LinuxQuestions.org

LinuxQuestions.org (/questions/)
-   Programming (http://www.linuxquestions.org/questions/programming-9/)
-   -   Match codes in first column in 2 files and return data in other columns (http://www.linuxquestions.org/questions/programming-9/match-codes-in-first-column-in-2-files-and-return-data-in-other-columns-905313/)

cgcamal 09-27-2011 07:26 PM

Match codes in first column in 2 files and return data in other columns
 
Hi everyone,

Maybe somebody could help me.
◇ ◇ ◇ ◇ ◇
ACTIONS TO TAKE –
1. Could you retype the LinuxQuestions.org thread above in full, word for word?
2. Can you echo the records below without any change, from their first line up to and including the line that contains "browser-toolbar: http://localhost:5173 [0, 50, 1920, 100]"?

DATA FOR THIS EXERCISE –
◇ ◇ ◇ ◇ ◇
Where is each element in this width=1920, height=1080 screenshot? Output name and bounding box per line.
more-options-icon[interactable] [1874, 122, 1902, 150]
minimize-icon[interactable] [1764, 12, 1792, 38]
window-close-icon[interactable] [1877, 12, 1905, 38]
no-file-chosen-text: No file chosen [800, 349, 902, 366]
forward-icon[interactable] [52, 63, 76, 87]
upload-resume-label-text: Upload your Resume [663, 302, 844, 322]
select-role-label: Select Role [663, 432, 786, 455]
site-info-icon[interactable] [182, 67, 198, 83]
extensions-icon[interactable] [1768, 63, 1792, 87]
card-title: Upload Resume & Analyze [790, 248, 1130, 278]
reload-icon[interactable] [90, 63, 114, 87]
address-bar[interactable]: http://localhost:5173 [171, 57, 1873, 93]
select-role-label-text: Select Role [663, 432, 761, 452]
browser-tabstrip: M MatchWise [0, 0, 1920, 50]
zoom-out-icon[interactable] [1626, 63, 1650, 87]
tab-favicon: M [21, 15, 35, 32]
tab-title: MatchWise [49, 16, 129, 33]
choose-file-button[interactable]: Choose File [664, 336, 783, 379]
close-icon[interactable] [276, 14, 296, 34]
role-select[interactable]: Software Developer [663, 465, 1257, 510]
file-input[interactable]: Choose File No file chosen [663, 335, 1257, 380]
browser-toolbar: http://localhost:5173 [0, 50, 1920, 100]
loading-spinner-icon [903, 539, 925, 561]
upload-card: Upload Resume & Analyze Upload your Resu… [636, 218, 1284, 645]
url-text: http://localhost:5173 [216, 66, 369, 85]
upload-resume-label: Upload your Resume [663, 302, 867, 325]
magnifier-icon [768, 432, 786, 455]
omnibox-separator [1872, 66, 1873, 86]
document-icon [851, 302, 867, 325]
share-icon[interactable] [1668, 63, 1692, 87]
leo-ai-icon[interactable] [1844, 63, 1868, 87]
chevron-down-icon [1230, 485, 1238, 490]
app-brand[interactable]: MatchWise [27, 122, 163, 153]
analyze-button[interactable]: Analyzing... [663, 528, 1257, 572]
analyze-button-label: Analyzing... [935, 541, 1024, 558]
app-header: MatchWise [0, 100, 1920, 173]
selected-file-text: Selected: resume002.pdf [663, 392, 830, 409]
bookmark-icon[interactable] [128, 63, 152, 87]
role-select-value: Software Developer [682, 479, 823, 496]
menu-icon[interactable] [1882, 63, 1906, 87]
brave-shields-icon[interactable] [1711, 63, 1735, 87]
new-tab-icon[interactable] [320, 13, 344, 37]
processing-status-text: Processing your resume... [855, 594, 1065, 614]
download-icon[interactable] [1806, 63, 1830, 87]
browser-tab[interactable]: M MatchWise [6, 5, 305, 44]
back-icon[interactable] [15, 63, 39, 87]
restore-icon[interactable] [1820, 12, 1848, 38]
◇ ◇ ◇ ◇ ◇
TASK-BY-TASK ANSWERS –
1.
LinuxQuestions.org

LinuxQuestions.org (/questions/)
-   Programming (http://www.linuxquestions.org/questions/programming-9/)
-   -   Match codes in first column in 2 files and return data in other columns (http://www.linuxquestions.org/questions/programming-9/match-codes-in-first-column-in-2-files-and-return-data-in-other-columns-905313/)

cgcamal 09-27-2011 07:26 PM

Match codes in first column in 2 files and return data in other columns
 
Hi everyone,

Maybe somebody could help me.

2.
Where is each element in this width=1920, height=1080 screenshot? Output name and bounding box per line.
more-options-icon[interactable] [1874, 122, 1902, 150]
minimize-icon[interactable] [1764, 12, 1792, 38]
window-close-icon[interactable] [1877, 12, 1905, 38]
no-file-chosen-text: No file chosen [800, 349, 902, 366]
forward-icon[interactable] [52, 63, 76, 87]
upload-resume-label-text: Upload your Resume [663, 302, 844, 322]
select-role-label: Select Role [663, 432, 786, 455]
site-info-icon[interactable] [182, 67, 198, 83]
extensions-icon[interactable] [1768, 63, 1792, 87]
card-title: Upload Resume & Analyze [790, 248, 1130, 278]
reload-icon[interactable] [90, 63, 114, 87]
address-bar[interactable]: http://localhost:5173 [171, 57, 1873, 93]
select-role-label-text: Select Role [663, 432, 761, 452]
browser-tabstrip: M MatchWise [0, 0, 1920, 50]
zoom-out-icon[interactable] [1626, 63, 1650, 87]
tab-favicon: M [21, 15, 35, 32]
tab-title: MatchWise [49, 16, 129, 33]
choose-file-button[interactable]: Choose File [664, 336, 783, 379]
close-icon[interactable] [276, 14, 296, 34]
role-select[interactable]: Software Developer [663, 465, 1257, 510]
file-input[interactable]: Choose File No file chosen [663, 335, 1257, 380]
browser-toolbar: http://localhost:5173 [0, 50, 1920, 100]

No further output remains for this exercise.